**Exercise instructions**
Count how many lines hold the word "Protocol" and give that number as the whole answer.

**Supplied information**

— begin —

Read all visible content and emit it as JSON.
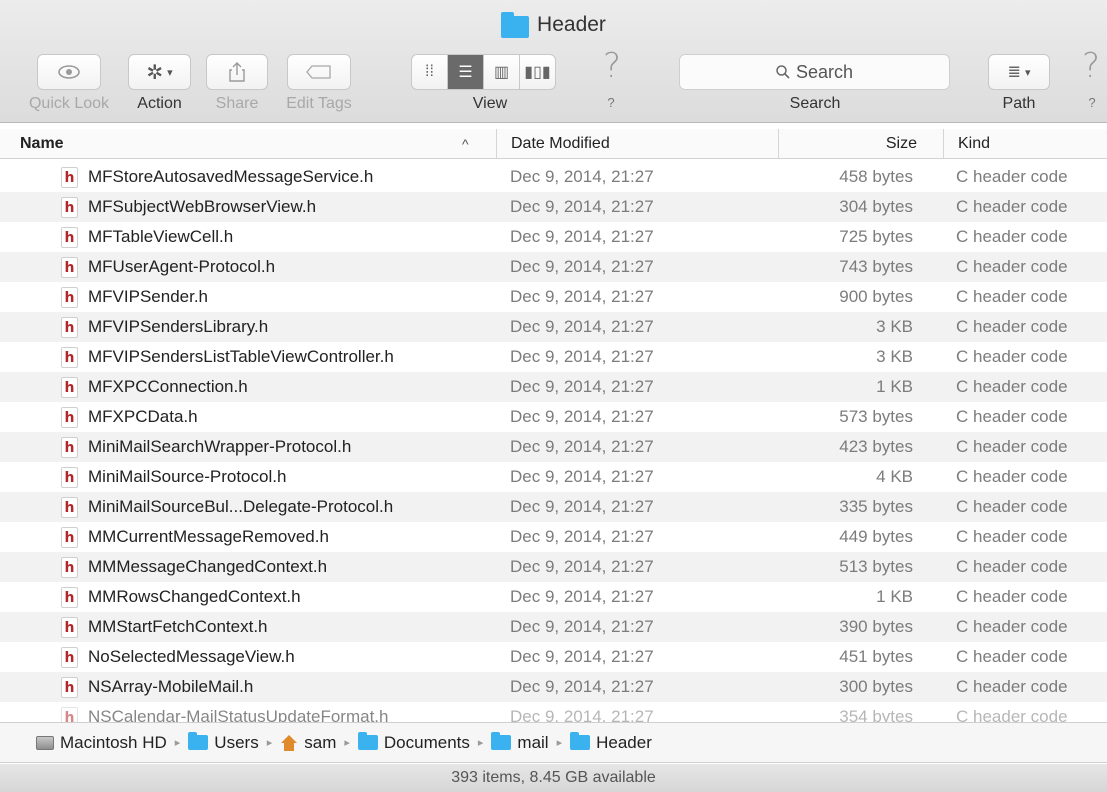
{
  "window": {
    "title": "Header"
  },
  "toolbar": {
    "quick_look_label": "Quick Look",
    "action_label": "Action",
    "share_label": "Share",
    "edit_tags_label": "Edit Tags",
    "view_label": "View",
    "help1_label": "?",
    "search_label": "Search",
    "search_placeholder": "Search",
    "path_label": "Path",
    "help2_label": "?",
    "view_modes": [
      "icon-view",
      "list-view",
      "column-view",
      "cover-flow-view"
    ],
    "active_view": "list-view"
  },
  "columns": {
    "name": "Name",
    "date_modified": "Date Modified",
    "size": "Size",
    "kind": "Kind"
  },
  "files": [
    {
      "name": "MFStoreAutosavedMessageService.h",
      "date": "Dec 9, 2014, 21:27",
      "size": "458 bytes",
      "kind": "C header code"
    },
    {
      "name": "MFSubjectWebBrowserView.h",
      "date": "Dec 9, 2014, 21:27",
      "size": "304 bytes",
      "kind": "C header code"
    },
    {
      "name": "MFTableViewCell.h",
      "date": "Dec 9, 2014, 21:27",
      "size": "725 bytes",
      "kind": "C header code"
    },
    {
      "name": "MFUserAgent-Protocol.h",
      "date": "Dec 9, 2014, 21:27",
      "size": "743 bytes",
      "kind": "C header code"
    },
    {
      "name": "MFVIPSender.h",
      "date": "Dec 9, 2014, 21:27",
      "size": "900 bytes",
      "kind": "C header code"
    },
    {
      "name": "MFVIPSendersLibrary.h",
      "date": "Dec 9, 2014, 21:27",
      "size": "3 KB",
      "kind": "C header code"
    },
    {
      "name": "MFVIPSendersListTableViewController.h",
      "date": "Dec 9, 2014, 21:27",
      "size": "3 KB",
      "kind": "C header code"
    },
    {
      "name": "MFXPCConnection.h",
      "date": "Dec 9, 2014, 21:27",
      "size": "1 KB",
      "kind": "C header code"
    },
    {
      "name": "MFXPCData.h",
      "date": "Dec 9, 2014, 21:27",
      "size": "573 bytes",
      "kind": "C header code"
    },
    {
      "name": "MiniMailSearchWrapper-Protocol.h",
      "date": "Dec 9, 2014, 21:27",
      "size": "423 bytes",
      "kind": "C header code"
    },
    {
      "name": "MiniMailSource-Protocol.h",
      "date": "Dec 9, 2014, 21:27",
      "size": "4 KB",
      "kind": "C header code"
    },
    {
      "name": "MiniMailSourceBul...Delegate-Protocol.h",
      "date": "Dec 9, 2014, 21:27",
      "size": "335 bytes",
      "kind": "C header code"
    },
    {
      "name": "MMCurrentMessageRemoved.h",
      "date": "Dec 9, 2014, 21:27",
      "size": "449 bytes",
      "kind": "C header code"
    },
    {
      "name": "MMMessageChangedContext.h",
      "date": "Dec 9, 2014, 21:27",
      "size": "513 bytes",
      "kind": "C header code"
    },
    {
      "name": "MMRowsChangedContext.h",
      "date": "Dec 9, 2014, 21:27",
      "size": "1 KB",
      "kind": "C header code"
    },
    {
      "name": "MMStartFetchContext.h",
      "date": "Dec 9, 2014, 21:27",
      "size": "390 bytes",
      "kind": "C header code"
    },
    {
      "name": "NoSelectedMessageView.h",
      "date": "Dec 9, 2014, 21:27",
      "size": "451 bytes",
      "kind": "C header code"
    },
    {
      "name": "NSArray-MobileMail.h",
      "date": "Dec 9, 2014, 21:27",
      "size": "300 bytes",
      "kind": "C header code"
    },
    {
      "name": "NSCalendar-MailStatusUpdateFormat.h",
      "date": "Dec 9, 2014, 21:27",
      "size": "354 bytes",
      "kind": "C header code"
    }
  ],
  "file_icon_glyph": "h",
  "path": [
    {
      "label": "Macintosh HD",
      "icon": "hard-drive-icon"
    },
    {
      "label": "Users",
      "icon": "folder-icon"
    },
    {
      "label": "sam",
      "icon": "home-icon"
    },
    {
      "label": "Documents",
      "icon": "folder-icon"
    },
    {
      "label": "mail",
      "icon": "folder-icon"
    },
    {
      "label": "Header",
      "icon": "folder-icon"
    }
  ],
  "status": "393 items, 8.45 GB available",
  "colors": {
    "folder": "#3ab2ef",
    "header_file": "#b3262b"
  }
}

— end —

**Complete output**
4